RECORDED DATA:

★ ★ ★

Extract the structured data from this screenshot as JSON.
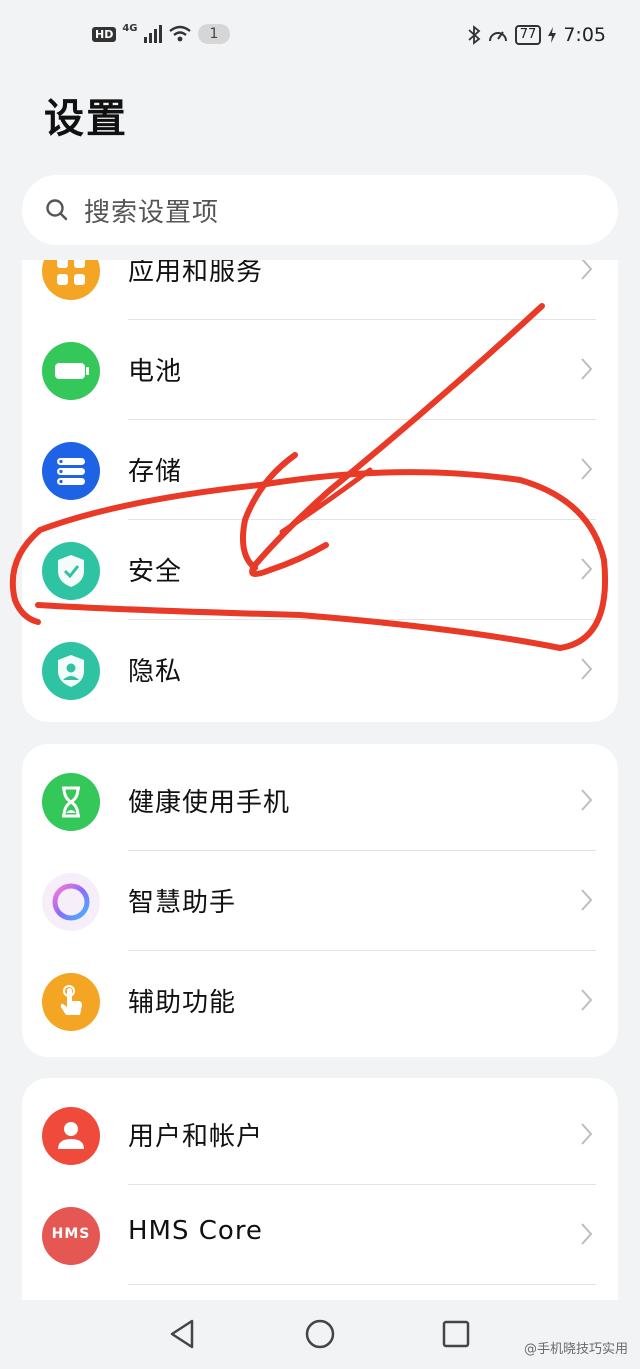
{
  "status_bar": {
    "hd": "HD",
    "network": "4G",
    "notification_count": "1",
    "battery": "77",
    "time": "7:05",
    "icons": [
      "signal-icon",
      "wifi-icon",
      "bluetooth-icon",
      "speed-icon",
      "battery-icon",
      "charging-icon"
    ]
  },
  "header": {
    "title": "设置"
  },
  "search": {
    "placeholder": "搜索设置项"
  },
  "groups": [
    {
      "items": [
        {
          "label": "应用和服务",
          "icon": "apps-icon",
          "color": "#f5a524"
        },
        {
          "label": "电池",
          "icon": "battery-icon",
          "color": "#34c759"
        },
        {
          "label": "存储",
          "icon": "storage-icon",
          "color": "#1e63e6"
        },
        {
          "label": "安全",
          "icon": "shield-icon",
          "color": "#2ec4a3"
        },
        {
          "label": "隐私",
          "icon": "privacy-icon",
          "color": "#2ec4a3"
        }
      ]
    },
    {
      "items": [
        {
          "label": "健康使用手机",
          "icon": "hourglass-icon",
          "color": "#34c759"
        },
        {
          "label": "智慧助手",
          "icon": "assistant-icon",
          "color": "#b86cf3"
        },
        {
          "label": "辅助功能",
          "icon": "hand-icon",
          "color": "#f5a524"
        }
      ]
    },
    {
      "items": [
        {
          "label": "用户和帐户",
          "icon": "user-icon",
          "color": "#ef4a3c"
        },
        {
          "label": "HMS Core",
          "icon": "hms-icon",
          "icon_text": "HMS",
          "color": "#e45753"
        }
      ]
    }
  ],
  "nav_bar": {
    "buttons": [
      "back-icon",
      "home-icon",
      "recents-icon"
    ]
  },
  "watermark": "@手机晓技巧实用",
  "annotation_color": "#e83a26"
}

★ ★ ★

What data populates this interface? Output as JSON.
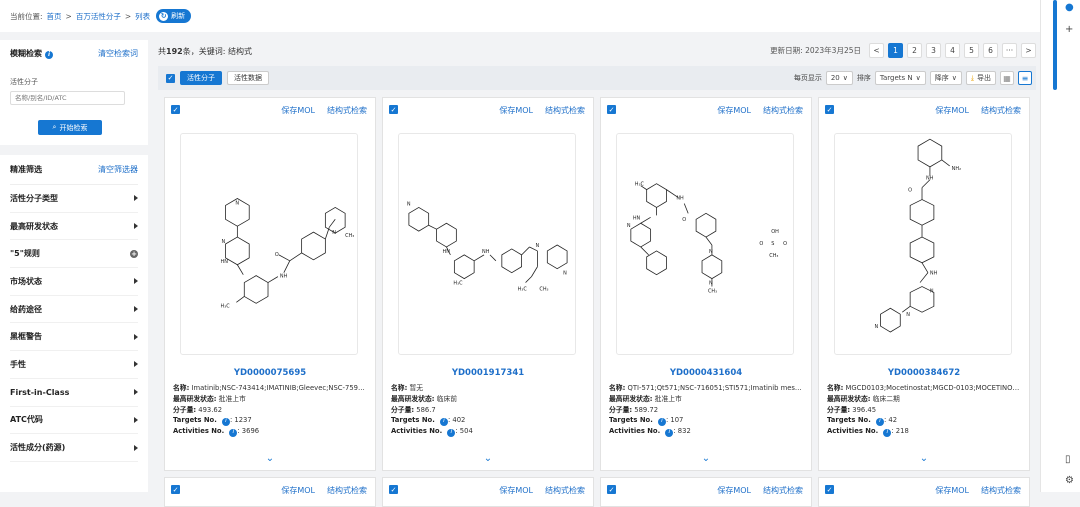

★ ★ ★

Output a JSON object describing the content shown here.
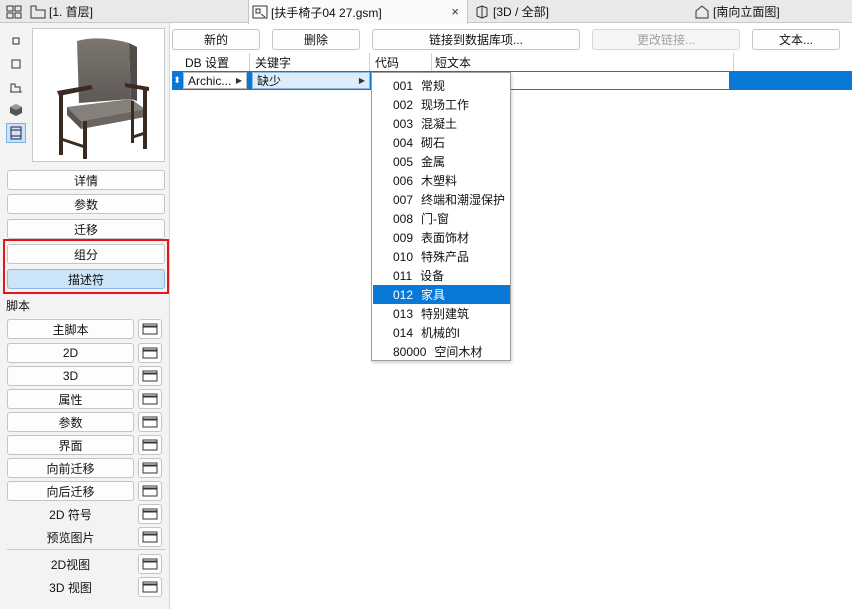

★ ★ ★

From the records above, report the count of lines containing "Output" and nothing more.

2